Job. Give the number of lines in the records below that include "JSON". Reply with that number alone.

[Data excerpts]
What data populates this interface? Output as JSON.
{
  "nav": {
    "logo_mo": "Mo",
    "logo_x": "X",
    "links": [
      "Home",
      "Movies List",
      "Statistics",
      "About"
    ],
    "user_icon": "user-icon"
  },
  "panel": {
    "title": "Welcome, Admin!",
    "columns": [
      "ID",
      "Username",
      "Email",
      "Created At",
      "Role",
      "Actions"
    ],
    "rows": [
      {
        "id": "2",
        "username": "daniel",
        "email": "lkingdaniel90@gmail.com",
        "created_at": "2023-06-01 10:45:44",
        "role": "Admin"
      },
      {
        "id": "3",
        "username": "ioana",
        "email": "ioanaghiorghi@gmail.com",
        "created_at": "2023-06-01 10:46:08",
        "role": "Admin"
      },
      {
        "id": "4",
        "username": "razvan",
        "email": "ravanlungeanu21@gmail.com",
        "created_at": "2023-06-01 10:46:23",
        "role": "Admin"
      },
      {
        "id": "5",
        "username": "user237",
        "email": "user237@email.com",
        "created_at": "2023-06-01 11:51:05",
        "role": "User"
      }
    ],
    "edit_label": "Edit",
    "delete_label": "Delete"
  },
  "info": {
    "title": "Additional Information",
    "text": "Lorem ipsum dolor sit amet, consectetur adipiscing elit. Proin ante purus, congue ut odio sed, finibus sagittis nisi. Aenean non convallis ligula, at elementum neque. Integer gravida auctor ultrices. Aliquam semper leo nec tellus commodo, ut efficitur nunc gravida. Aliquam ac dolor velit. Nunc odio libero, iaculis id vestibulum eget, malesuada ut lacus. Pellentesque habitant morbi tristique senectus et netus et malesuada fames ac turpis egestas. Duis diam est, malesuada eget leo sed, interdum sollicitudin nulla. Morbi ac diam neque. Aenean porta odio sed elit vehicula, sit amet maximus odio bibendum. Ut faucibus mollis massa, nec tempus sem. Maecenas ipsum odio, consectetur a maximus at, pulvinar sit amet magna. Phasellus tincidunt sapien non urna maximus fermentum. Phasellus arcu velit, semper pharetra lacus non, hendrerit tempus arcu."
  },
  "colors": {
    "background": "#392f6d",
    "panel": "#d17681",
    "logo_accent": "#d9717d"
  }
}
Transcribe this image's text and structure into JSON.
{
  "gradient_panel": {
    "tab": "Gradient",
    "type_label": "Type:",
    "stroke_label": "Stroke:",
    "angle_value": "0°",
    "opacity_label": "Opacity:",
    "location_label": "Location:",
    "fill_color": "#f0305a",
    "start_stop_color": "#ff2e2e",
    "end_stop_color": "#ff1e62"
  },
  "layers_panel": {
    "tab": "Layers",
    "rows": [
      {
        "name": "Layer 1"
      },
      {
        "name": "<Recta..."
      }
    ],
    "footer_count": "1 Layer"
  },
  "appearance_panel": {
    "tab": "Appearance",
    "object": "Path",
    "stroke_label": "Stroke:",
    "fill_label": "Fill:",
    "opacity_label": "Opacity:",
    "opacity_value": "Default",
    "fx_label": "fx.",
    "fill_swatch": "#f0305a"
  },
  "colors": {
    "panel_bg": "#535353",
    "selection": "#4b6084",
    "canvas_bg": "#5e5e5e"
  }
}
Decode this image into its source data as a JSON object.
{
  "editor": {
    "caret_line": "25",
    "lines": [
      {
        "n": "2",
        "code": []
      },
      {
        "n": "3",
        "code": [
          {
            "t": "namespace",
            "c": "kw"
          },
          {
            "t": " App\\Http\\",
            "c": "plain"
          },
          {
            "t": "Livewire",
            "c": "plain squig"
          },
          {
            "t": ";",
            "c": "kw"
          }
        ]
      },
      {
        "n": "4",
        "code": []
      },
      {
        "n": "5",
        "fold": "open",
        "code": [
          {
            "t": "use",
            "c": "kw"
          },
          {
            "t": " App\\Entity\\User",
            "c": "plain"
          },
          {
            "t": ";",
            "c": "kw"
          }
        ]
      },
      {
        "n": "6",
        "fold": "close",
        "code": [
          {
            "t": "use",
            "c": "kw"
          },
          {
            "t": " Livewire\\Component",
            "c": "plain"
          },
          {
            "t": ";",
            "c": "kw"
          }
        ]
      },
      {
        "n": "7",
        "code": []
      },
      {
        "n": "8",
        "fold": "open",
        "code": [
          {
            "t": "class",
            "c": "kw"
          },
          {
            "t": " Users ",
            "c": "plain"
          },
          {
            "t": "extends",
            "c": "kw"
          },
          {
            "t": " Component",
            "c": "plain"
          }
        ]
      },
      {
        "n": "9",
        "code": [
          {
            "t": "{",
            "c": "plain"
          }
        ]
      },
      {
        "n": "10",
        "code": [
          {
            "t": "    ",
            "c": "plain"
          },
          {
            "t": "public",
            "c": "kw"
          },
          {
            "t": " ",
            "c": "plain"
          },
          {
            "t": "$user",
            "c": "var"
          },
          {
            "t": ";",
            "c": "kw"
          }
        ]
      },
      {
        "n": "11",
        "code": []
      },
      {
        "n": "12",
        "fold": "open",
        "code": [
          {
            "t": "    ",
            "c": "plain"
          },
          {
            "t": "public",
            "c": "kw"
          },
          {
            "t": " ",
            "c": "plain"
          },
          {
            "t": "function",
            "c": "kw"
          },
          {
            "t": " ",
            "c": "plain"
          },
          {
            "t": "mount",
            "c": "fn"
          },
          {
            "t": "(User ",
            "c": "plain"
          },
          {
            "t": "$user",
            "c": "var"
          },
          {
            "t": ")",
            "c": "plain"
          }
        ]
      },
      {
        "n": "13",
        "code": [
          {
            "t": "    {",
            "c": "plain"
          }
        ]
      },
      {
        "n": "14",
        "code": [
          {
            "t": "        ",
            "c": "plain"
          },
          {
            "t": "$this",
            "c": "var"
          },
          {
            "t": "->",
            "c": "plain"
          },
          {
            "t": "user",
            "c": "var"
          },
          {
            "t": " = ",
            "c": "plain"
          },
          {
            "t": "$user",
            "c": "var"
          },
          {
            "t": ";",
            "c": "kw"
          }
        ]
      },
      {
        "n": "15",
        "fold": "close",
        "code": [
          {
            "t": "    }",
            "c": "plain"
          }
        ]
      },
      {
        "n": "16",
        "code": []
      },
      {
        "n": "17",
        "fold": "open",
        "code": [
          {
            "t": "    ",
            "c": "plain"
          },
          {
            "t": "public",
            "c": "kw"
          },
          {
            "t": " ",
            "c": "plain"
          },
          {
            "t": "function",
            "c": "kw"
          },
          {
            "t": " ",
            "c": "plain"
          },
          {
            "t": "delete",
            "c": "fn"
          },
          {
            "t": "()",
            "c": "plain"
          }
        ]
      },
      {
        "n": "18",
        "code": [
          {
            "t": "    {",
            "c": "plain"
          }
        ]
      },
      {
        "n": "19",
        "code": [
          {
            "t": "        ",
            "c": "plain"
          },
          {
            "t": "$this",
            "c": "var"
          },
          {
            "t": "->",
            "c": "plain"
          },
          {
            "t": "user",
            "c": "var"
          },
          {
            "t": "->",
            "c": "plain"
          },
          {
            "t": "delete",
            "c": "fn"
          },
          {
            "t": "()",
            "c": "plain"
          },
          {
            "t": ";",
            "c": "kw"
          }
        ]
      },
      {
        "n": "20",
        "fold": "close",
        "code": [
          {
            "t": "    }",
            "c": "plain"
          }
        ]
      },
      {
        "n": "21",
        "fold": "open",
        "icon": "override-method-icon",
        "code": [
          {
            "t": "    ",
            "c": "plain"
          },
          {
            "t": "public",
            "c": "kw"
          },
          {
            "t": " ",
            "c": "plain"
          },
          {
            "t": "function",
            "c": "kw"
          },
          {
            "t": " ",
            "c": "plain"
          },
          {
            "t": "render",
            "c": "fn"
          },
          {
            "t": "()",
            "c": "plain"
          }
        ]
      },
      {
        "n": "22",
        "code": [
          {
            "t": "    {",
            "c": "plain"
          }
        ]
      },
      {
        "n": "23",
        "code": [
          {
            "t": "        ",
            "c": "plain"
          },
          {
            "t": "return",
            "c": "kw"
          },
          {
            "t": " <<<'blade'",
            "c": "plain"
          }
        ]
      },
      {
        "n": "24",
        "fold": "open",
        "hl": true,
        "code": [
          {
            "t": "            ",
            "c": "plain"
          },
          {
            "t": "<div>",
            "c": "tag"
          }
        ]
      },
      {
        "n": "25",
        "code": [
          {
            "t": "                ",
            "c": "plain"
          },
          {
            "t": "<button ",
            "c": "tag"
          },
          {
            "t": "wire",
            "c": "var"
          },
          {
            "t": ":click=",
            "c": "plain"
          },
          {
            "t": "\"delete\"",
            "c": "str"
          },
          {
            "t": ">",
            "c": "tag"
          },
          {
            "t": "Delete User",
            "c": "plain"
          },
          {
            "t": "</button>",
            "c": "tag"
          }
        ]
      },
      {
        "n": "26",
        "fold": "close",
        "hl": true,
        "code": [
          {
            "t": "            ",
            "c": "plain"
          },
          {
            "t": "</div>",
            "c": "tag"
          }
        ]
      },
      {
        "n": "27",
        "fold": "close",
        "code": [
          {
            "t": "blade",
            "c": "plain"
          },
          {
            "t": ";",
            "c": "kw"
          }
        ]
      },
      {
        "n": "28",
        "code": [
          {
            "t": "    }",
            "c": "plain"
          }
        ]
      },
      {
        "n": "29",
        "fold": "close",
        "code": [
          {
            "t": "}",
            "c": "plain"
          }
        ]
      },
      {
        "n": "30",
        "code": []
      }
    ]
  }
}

Worked solution. 3